_TASK PROMPT_
Could you print every one of the entries below word for word, keeping each line as it stands?

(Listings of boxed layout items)
※ ※ ※
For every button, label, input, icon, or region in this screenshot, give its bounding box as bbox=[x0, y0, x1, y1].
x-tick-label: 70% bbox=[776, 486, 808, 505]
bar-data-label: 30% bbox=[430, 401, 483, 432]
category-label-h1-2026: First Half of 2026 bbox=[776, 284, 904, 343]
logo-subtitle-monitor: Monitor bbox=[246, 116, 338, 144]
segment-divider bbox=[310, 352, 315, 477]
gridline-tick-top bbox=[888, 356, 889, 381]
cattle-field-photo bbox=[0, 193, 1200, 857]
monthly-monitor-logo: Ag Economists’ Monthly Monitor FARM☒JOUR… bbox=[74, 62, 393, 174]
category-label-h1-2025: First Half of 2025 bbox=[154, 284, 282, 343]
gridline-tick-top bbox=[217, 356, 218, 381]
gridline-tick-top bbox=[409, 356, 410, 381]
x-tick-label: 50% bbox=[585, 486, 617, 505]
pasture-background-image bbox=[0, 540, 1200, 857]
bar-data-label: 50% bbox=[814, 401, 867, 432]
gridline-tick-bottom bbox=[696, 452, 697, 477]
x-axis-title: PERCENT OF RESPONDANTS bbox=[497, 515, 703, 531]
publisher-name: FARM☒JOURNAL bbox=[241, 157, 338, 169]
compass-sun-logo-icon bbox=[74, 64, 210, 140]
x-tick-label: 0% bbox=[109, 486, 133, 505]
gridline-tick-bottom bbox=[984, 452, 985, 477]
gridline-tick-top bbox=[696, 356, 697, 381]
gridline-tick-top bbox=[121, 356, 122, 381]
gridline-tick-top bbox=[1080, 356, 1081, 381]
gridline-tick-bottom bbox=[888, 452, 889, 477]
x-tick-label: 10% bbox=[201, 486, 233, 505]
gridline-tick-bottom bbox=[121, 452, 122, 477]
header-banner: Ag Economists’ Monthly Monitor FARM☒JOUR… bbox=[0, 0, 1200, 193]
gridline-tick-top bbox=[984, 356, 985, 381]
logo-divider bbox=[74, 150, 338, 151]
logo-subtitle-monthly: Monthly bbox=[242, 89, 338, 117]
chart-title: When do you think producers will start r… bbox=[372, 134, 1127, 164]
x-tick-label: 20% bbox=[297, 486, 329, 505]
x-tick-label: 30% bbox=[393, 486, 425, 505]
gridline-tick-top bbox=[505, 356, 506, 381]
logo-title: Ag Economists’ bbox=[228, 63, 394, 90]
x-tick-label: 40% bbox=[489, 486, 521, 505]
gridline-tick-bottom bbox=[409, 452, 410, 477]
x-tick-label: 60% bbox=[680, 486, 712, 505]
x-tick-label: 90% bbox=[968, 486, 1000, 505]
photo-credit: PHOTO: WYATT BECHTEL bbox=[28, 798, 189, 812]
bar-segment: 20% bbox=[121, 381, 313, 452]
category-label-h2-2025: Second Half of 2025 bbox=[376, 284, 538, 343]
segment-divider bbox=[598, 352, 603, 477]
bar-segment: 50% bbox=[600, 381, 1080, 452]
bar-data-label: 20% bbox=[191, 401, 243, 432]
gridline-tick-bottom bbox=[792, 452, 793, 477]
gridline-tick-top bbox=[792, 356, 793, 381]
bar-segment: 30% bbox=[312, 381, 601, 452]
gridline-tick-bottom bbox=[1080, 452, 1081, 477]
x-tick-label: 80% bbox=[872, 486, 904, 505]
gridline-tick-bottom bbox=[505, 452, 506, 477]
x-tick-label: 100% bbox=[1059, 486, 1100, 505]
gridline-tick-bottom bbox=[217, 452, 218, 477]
※ ※ ※
_EXERCISE RESULT_
For every button, label, input, icon, or region in this screenshot, give its bounding box as bbox=[x0, y0, x1, y1].
x-tick-label: 70% bbox=[776, 486, 808, 505]
bar-data-label: 30% bbox=[430, 401, 483, 432]
category-label-h1-2026: First Half of 2026 bbox=[776, 284, 904, 343]
logo-subtitle-monitor: Monitor bbox=[246, 116, 338, 144]
segment-divider bbox=[310, 352, 315, 477]
gridline-tick-top bbox=[888, 356, 889, 381]
cattle-field-photo bbox=[0, 193, 1200, 857]
monthly-monitor-logo: Ag Economists’ Monthly Monitor FARM☒JOUR… bbox=[74, 62, 393, 174]
category-label-h1-2025: First Half of 2025 bbox=[154, 284, 282, 343]
gridline-tick-top bbox=[217, 356, 218, 381]
gridline-tick-top bbox=[409, 356, 410, 381]
x-tick-label: 50% bbox=[585, 486, 617, 505]
pasture-background-image bbox=[0, 540, 1200, 857]
bar-data-label: 50% bbox=[814, 401, 867, 432]
gridline-tick-bottom bbox=[696, 452, 697, 477]
x-axis-title: PERCENT OF RESPONDANTS bbox=[497, 515, 703, 531]
publisher-name: FARM☒JOURNAL bbox=[241, 157, 338, 169]
compass-sun-logo-icon bbox=[74, 64, 210, 140]
x-tick-label: 0% bbox=[109, 486, 133, 505]
gridline-tick-bottom bbox=[984, 452, 985, 477]
gridline-tick-top bbox=[696, 356, 697, 381]
gridline-tick-top bbox=[121, 356, 122, 381]
gridline-tick-top bbox=[1080, 356, 1081, 381]
gridline-tick-bottom bbox=[888, 452, 889, 477]
x-tick-label: 10% bbox=[201, 486, 233, 505]
gridline-tick-bottom bbox=[121, 452, 122, 477]
header-banner: Ag Economists’ Monthly Monitor FARM☒JOUR… bbox=[0, 0, 1200, 193]
gridline-tick-top bbox=[984, 356, 985, 381]
logo-divider bbox=[74, 150, 338, 151]
logo-subtitle-monthly: Monthly bbox=[242, 89, 338, 117]
chart-title: When do you think producers will start r… bbox=[372, 134, 1127, 164]
x-tick-label: 20% bbox=[297, 486, 329, 505]
x-tick-label: 30% bbox=[393, 486, 425, 505]
gridline-tick-top bbox=[505, 356, 506, 381]
logo-title: Ag Economists’ bbox=[228, 63, 394, 90]
x-tick-label: 40% bbox=[489, 486, 521, 505]
gridline-tick-bottom bbox=[409, 452, 410, 477]
x-tick-label: 60% bbox=[680, 486, 712, 505]
x-tick-label: 90% bbox=[968, 486, 1000, 505]
photo-credit: PHOTO: WYATT BECHTEL bbox=[28, 798, 189, 812]
bar-segment: 20% bbox=[121, 381, 313, 452]
category-label-h2-2025: Second Half of 2025 bbox=[376, 284, 538, 343]
segment-divider bbox=[598, 352, 603, 477]
bar-segment: 50% bbox=[600, 381, 1080, 452]
bar-data-label: 20% bbox=[191, 401, 243, 432]
gridline-tick-bottom bbox=[792, 452, 793, 477]
gridline-tick-top bbox=[792, 356, 793, 381]
bar-segment: 30% bbox=[312, 381, 601, 452]
gridline-tick-bottom bbox=[1080, 452, 1081, 477]
x-tick-label: 80% bbox=[872, 486, 904, 505]
gridline-tick-bottom bbox=[505, 452, 506, 477]
x-tick-label: 100% bbox=[1059, 486, 1100, 505]
gridline-tick-bottom bbox=[217, 452, 218, 477]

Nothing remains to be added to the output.